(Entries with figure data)
>>>>

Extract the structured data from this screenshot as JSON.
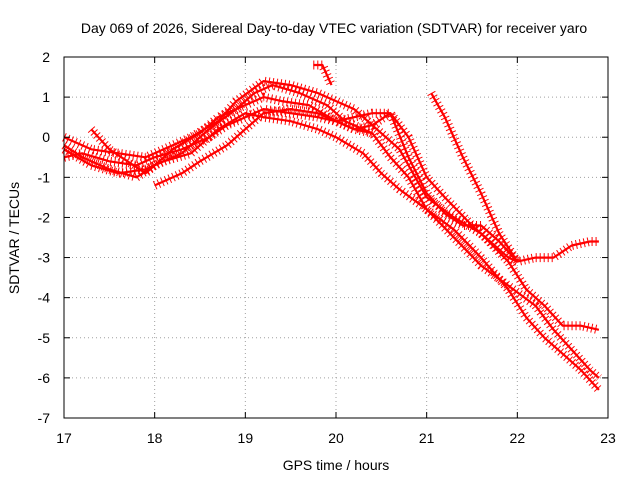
{
  "chart_data": {
    "type": "line",
    "title": "Day 069 of 2026, Sidereal Day-to-day VTEC variation (SDTVAR) for receiver yaro",
    "xlabel": "GPS time / hours",
    "ylabel": "SDTVAR / TECUs",
    "xlim": [
      17,
      23
    ],
    "ylim": [
      -7,
      2
    ],
    "xticks": [
      "17",
      "18",
      "19",
      "20",
      "21",
      "22",
      "23"
    ],
    "yticks": [
      "2",
      "1",
      "0",
      "-1",
      "-2",
      "-3",
      "-4",
      "-5",
      "-6",
      "-7"
    ],
    "grid": true,
    "color": "#ff0000",
    "marker": "plus",
    "series": [
      {
        "name": "series-1",
        "x": [
          17.0,
          17.2,
          17.5,
          17.8,
          18.0,
          18.3,
          18.6,
          18.8,
          19.0,
          19.2,
          19.5,
          19.8,
          20.0,
          20.2,
          20.4,
          20.6,
          20.8,
          21.0,
          21.2,
          21.5,
          21.7,
          21.9,
          22.0,
          22.2,
          22.4,
          22.6,
          22.8,
          22.9
        ],
        "y": [
          -0.5,
          -0.4,
          -0.6,
          -0.7,
          -0.5,
          -0.3,
          0.0,
          0.3,
          0.5,
          0.7,
          0.6,
          0.5,
          0.4,
          0.5,
          0.6,
          0.6,
          0.0,
          -1.0,
          -1.5,
          -2.2,
          -2.6,
          -3.0,
          -3.1,
          -3.0,
          -3.0,
          -2.7,
          -2.6,
          -2.6
        ]
      },
      {
        "name": "series-2",
        "x": [
          17.0,
          17.3,
          17.6,
          17.9,
          18.1,
          18.4,
          18.7,
          19.0,
          19.2,
          19.5,
          19.8,
          20.0,
          20.3,
          20.5,
          20.7,
          21.0,
          21.3,
          21.6,
          21.9,
          22.2,
          22.4,
          22.6,
          22.8,
          22.9
        ],
        "y": [
          -0.3,
          -0.7,
          -0.9,
          -0.8,
          -0.6,
          -0.4,
          0.2,
          0.6,
          0.5,
          0.4,
          0.2,
          0.0,
          -0.4,
          -0.9,
          -1.3,
          -1.8,
          -2.5,
          -3.2,
          -3.7,
          -4.2,
          -4.8,
          -5.3,
          -5.8,
          -6.0
        ]
      },
      {
        "name": "series-3",
        "x": [
          17.0,
          17.2,
          17.5,
          17.8,
          18.0,
          18.3,
          18.6,
          18.9,
          19.1,
          19.3,
          19.6,
          19.9,
          20.1,
          20.4,
          20.6,
          20.8,
          21.0,
          21.3,
          21.6,
          21.9,
          22.1,
          22.3,
          22.5,
          22.7,
          22.9
        ],
        "y": [
          -0.2,
          -0.5,
          -0.8,
          -1.0,
          -0.7,
          -0.4,
          0.2,
          0.7,
          1.1,
          1.3,
          1.1,
          0.8,
          0.4,
          0.1,
          -0.5,
          -1.0,
          -1.8,
          -2.3,
          -3.0,
          -3.8,
          -4.5,
          -5.0,
          -5.4,
          -5.8,
          -6.3
        ]
      },
      {
        "name": "series-4",
        "x": [
          17.0,
          17.3,
          17.6,
          17.9,
          18.1,
          18.4,
          18.7,
          18.9,
          19.2,
          19.5,
          19.8,
          20.0,
          20.2,
          20.4,
          20.7,
          21.0,
          21.3,
          21.6,
          21.9,
          22.1,
          22.3,
          22.5,
          22.7,
          22.9
        ],
        "y": [
          0.0,
          -0.3,
          -0.4,
          -0.5,
          -0.3,
          0.0,
          0.4,
          0.9,
          1.4,
          1.3,
          1.1,
          0.9,
          0.7,
          0.3,
          -0.3,
          -1.5,
          -2.0,
          -2.4,
          -3.1,
          -3.8,
          -4.2,
          -4.7,
          -4.7,
          -4.8
        ]
      },
      {
        "name": "series-5",
        "x": [
          17.3,
          17.5,
          17.7,
          17.9,
          18.0,
          18.2,
          18.5,
          18.7,
          19.0,
          19.2,
          19.4,
          19.7,
          20.0,
          20.2,
          20.4,
          20.6,
          20.8,
          21.0,
          21.2,
          21.4,
          21.6,
          21.8,
          22.0
        ],
        "y": [
          0.2,
          -0.3,
          -0.6,
          -0.9,
          -0.7,
          -0.3,
          0.1,
          0.5,
          0.8,
          1.0,
          0.9,
          0.8,
          0.4,
          0.2,
          0.3,
          0.6,
          -0.5,
          -1.4,
          -1.9,
          -2.2,
          -2.2,
          -2.6,
          -3.1
        ]
      },
      {
        "name": "series-6",
        "x": [
          18.0,
          18.3,
          18.5,
          18.8,
          19.0,
          19.2,
          19.5,
          19.8,
          20.0,
          20.2,
          20.4
        ],
        "y": [
          -1.2,
          -0.9,
          -0.6,
          -0.2,
          0.2,
          0.6,
          0.7,
          0.6,
          0.4,
          0.2,
          0.1
        ]
      },
      {
        "name": "series-7",
        "x": [
          19.75,
          19.85,
          19.95
        ],
        "y": [
          1.8,
          1.8,
          1.3
        ]
      },
      {
        "name": "series-8",
        "x": [
          21.05,
          21.2,
          21.4,
          21.6,
          21.8,
          22.0
        ],
        "y": [
          1.1,
          0.5,
          -0.5,
          -1.4,
          -2.4,
          -3.1
        ]
      }
    ]
  }
}
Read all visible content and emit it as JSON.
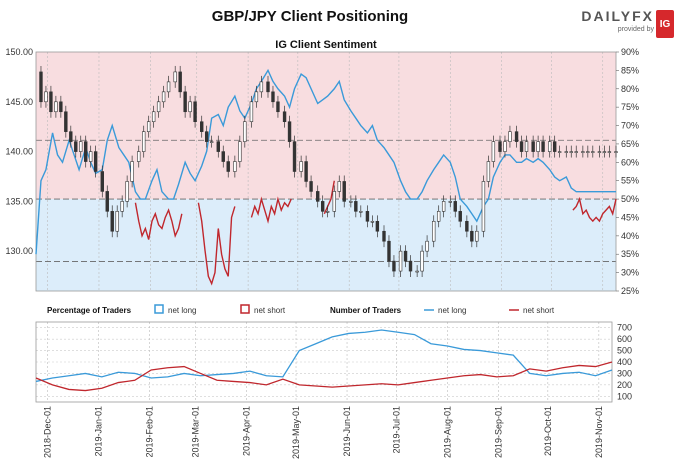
{
  "title": "GBP/JPY Client Positioning",
  "brand": {
    "name_a": "DAILY",
    "name_b": "FX",
    "provided_by": "provided by",
    "badge": "IG"
  },
  "colors": {
    "long": "#3a9ad9",
    "short": "#c0272d",
    "price": "#333333",
    "short_zone": "#f8dde0",
    "long_zone": "#dcedfa"
  },
  "chart_data": [
    {
      "type": "line",
      "title": "IG Client Sentiment",
      "y_left": {
        "ticks": [
          130.0,
          135.0,
          140.0,
          145.0,
          150.0
        ],
        "range": [
          126,
          150
        ]
      },
      "y_right": {
        "ticks": [
          "25%",
          "30%",
          "35%",
          "40%",
          "45%",
          "50%",
          "55%",
          "60%",
          "65%",
          "70%",
          "75%",
          "80%",
          "85%",
          "90%"
        ],
        "range": [
          25,
          90
        ]
      },
      "reference_lines_pct": [
        33,
        50,
        66
      ],
      "series": [
        {
          "kind": "price",
          "x": [
            0,
            3,
            6,
            9,
            12,
            15,
            18,
            21,
            24,
            27,
            30,
            33,
            36,
            40,
            43,
            46,
            49,
            52,
            55,
            58,
            62,
            65,
            68,
            71,
            74,
            77,
            80,
            84,
            87,
            90,
            93,
            96,
            100,
            103,
            106,
            110,
            113,
            116,
            120,
            123,
            126,
            130,
            133,
            136,
            140,
            143,
            146,
            150,
            153,
            156,
            160,
            163,
            166,
            170,
            173,
            176,
            180,
            183,
            186,
            190,
            193,
            196,
            200,
            203,
            206,
            210,
            213,
            216,
            220,
            223,
            226,
            230,
            233,
            236,
            240,
            243,
            246,
            250,
            253,
            256,
            260,
            263,
            266,
            270,
            273,
            276,
            280,
            283,
            286,
            290,
            293,
            296,
            300,
            303,
            306,
            310,
            313,
            316,
            320,
            323,
            326,
            330,
            333,
            336,
            340,
            343,
            346,
            350
          ],
          "y": [
            148,
            145,
            146,
            144,
            145,
            144,
            142,
            141,
            140,
            141,
            139,
            140,
            138,
            136,
            134,
            132,
            134,
            135,
            137,
            139,
            140,
            142,
            143,
            144,
            145,
            146,
            147,
            148,
            146,
            144,
            145,
            143,
            142,
            141,
            141,
            140,
            139,
            138,
            139,
            141,
            143,
            145,
            146,
            147,
            146,
            145,
            144,
            143,
            141,
            138,
            139,
            137,
            136,
            135,
            134,
            134,
            136,
            137,
            135,
            135,
            134,
            134,
            133,
            133,
            132,
            131,
            129,
            128,
            130,
            129,
            128,
            128,
            130,
            131,
            133,
            134,
            135,
            135,
            134,
            133,
            132,
            131,
            132,
            137,
            139,
            141,
            140,
            141,
            142,
            141,
            140,
            141,
            140,
            141,
            140,
            141,
            140,
            140,
            140,
            140,
            140,
            140,
            140,
            140,
            140,
            140,
            140,
            140
          ]
        },
        {
          "kind": "pct_long",
          "x": [
            0,
            3,
            6,
            10,
            13,
            16,
            20,
            23,
            26,
            30,
            33,
            36,
            40,
            43,
            46,
            50,
            53,
            56,
            60,
            63,
            66,
            70,
            73,
            76,
            80,
            83,
            86,
            90,
            93,
            96,
            100,
            103,
            106,
            110,
            113,
            116,
            120,
            123,
            126,
            130,
            133,
            136,
            140,
            143,
            146,
            150,
            153,
            156,
            160,
            163,
            166,
            170,
            173,
            176,
            180,
            183,
            186,
            190,
            193,
            196,
            200,
            203,
            206,
            210,
            213,
            216,
            220,
            223,
            226,
            230,
            233,
            236,
            240,
            243,
            246,
            250,
            253,
            256,
            260,
            263,
            266,
            270,
            273,
            276,
            280,
            283,
            286,
            290,
            293,
            296,
            300,
            303,
            306,
            310,
            313,
            316,
            320,
            323,
            326,
            330,
            333,
            336,
            340,
            343,
            346,
            350
          ],
          "y": [
            35,
            55,
            58,
            68,
            62,
            60,
            66,
            62,
            58,
            64,
            60,
            57,
            58,
            66,
            70,
            64,
            62,
            60,
            52,
            50,
            50,
            55,
            58,
            52,
            50,
            50,
            54,
            60,
            57,
            55,
            59,
            63,
            72,
            73,
            70,
            75,
            78,
            74,
            72,
            76,
            80,
            82,
            85,
            82,
            80,
            78,
            75,
            80,
            84,
            83,
            80,
            76,
            77,
            78,
            80,
            82,
            77,
            74,
            72,
            70,
            68,
            70,
            66,
            64,
            62,
            60,
            55,
            52,
            50,
            50,
            52,
            55,
            58,
            60,
            62,
            60,
            56,
            50,
            48,
            46,
            44,
            48,
            50,
            56,
            60,
            62,
            62,
            60,
            60,
            61,
            60,
            61,
            60,
            58,
            56,
            55,
            56,
            53,
            52,
            52,
            52,
            52,
            52,
            52,
            52,
            52
          ]
        },
        {
          "kind": "pct_short_segments",
          "segments": [
            {
              "x": [
                60,
                62,
                64,
                66,
                68,
                70,
                72,
                74,
                76,
                78,
                80,
                82,
                84,
                86,
                88
              ],
              "y": [
                49,
                44,
                40,
                42,
                39,
                44,
                46,
                43,
                42,
                45,
                47,
                44,
                40,
                42,
                46
              ]
            },
            {
              "x": [
                98,
                100,
                102,
                104,
                106,
                108,
                110,
                112,
                114,
                116,
                118,
                120
              ],
              "y": [
                49,
                44,
                36,
                29,
                27,
                30,
                42,
                35,
                31,
                29,
                45,
                48
              ]
            },
            {
              "x": [
                130,
                132,
                134,
                136,
                138,
                140,
                142,
                144,
                146,
                148,
                150,
                152,
                154
              ],
              "y": [
                45,
                48,
                46,
                50,
                47,
                44,
                48,
                46,
                50,
                47,
                49,
                48,
                50
              ]
            },
            {
              "x": [
                174,
                176,
                178,
                180
              ],
              "y": [
                46,
                48,
                50,
                55
              ]
            },
            {
              "x": [
                324,
                326,
                328,
                330,
                332,
                334,
                336,
                338,
                340,
                342,
                344,
                346,
                348,
                350
              ],
              "y": [
                47,
                48,
                50,
                46,
                47,
                45,
                44,
                45,
                44,
                46,
                47,
                48,
                46,
                50
              ]
            }
          ]
        }
      ]
    },
    {
      "type": "line",
      "legend": {
        "pct_title": "Percentage of Traders",
        "net_long": "net long",
        "net_short": "net short",
        "num_title": "Number of Traders"
      },
      "y_right": {
        "ticks": [
          100,
          200,
          300,
          400,
          500,
          600,
          700
        ],
        "range": [
          50,
          750
        ]
      },
      "series": [
        {
          "name": "net long",
          "x": [
            0,
            10,
            20,
            30,
            40,
            50,
            60,
            70,
            80,
            90,
            100,
            110,
            120,
            130,
            140,
            150,
            160,
            170,
            180,
            190,
            200,
            210,
            220,
            230,
            240,
            250,
            260,
            270,
            280,
            290,
            300,
            310,
            320,
            330,
            340,
            350
          ],
          "y": [
            230,
            260,
            280,
            300,
            270,
            310,
            300,
            260,
            270,
            300,
            280,
            290,
            300,
            320,
            280,
            270,
            500,
            560,
            620,
            650,
            660,
            680,
            660,
            640,
            560,
            540,
            510,
            500,
            480,
            460,
            300,
            280,
            300,
            310,
            280,
            330
          ]
        },
        {
          "name": "net short",
          "x": [
            0,
            10,
            20,
            30,
            40,
            50,
            60,
            70,
            80,
            90,
            100,
            110,
            120,
            130,
            140,
            150,
            160,
            170,
            180,
            190,
            200,
            210,
            220,
            230,
            240,
            250,
            260,
            270,
            280,
            290,
            300,
            310,
            320,
            330,
            340,
            350
          ],
          "y": [
            260,
            200,
            160,
            150,
            170,
            220,
            240,
            330,
            350,
            360,
            300,
            240,
            230,
            220,
            200,
            250,
            200,
            190,
            180,
            190,
            200,
            210,
            200,
            220,
            240,
            260,
            280,
            290,
            270,
            280,
            340,
            320,
            350,
            370,
            360,
            400
          ]
        }
      ],
      "x_labels": [
        "2018-Dec-01",
        "2019-Jan-01",
        "2019-Feb-01",
        "2019-Mar-01",
        "2019-Apr-01",
        "2019-May-01",
        "2019-Jun-01",
        "2019-Jul-01",
        "2019-Aug-01",
        "2019-Sep-01",
        "2019-Oct-01",
        "2019-Nov-01"
      ],
      "x_label_pos": [
        7,
        38,
        69,
        97,
        128,
        158,
        189,
        219,
        250,
        281,
        311,
        342
      ]
    }
  ]
}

<<<<

▶ [OBJECTIVE]
Say how many lines of the data hold the string "kind". Reply with the number alone.

▶ [SOLUTION TO THIS EXERCISE]
3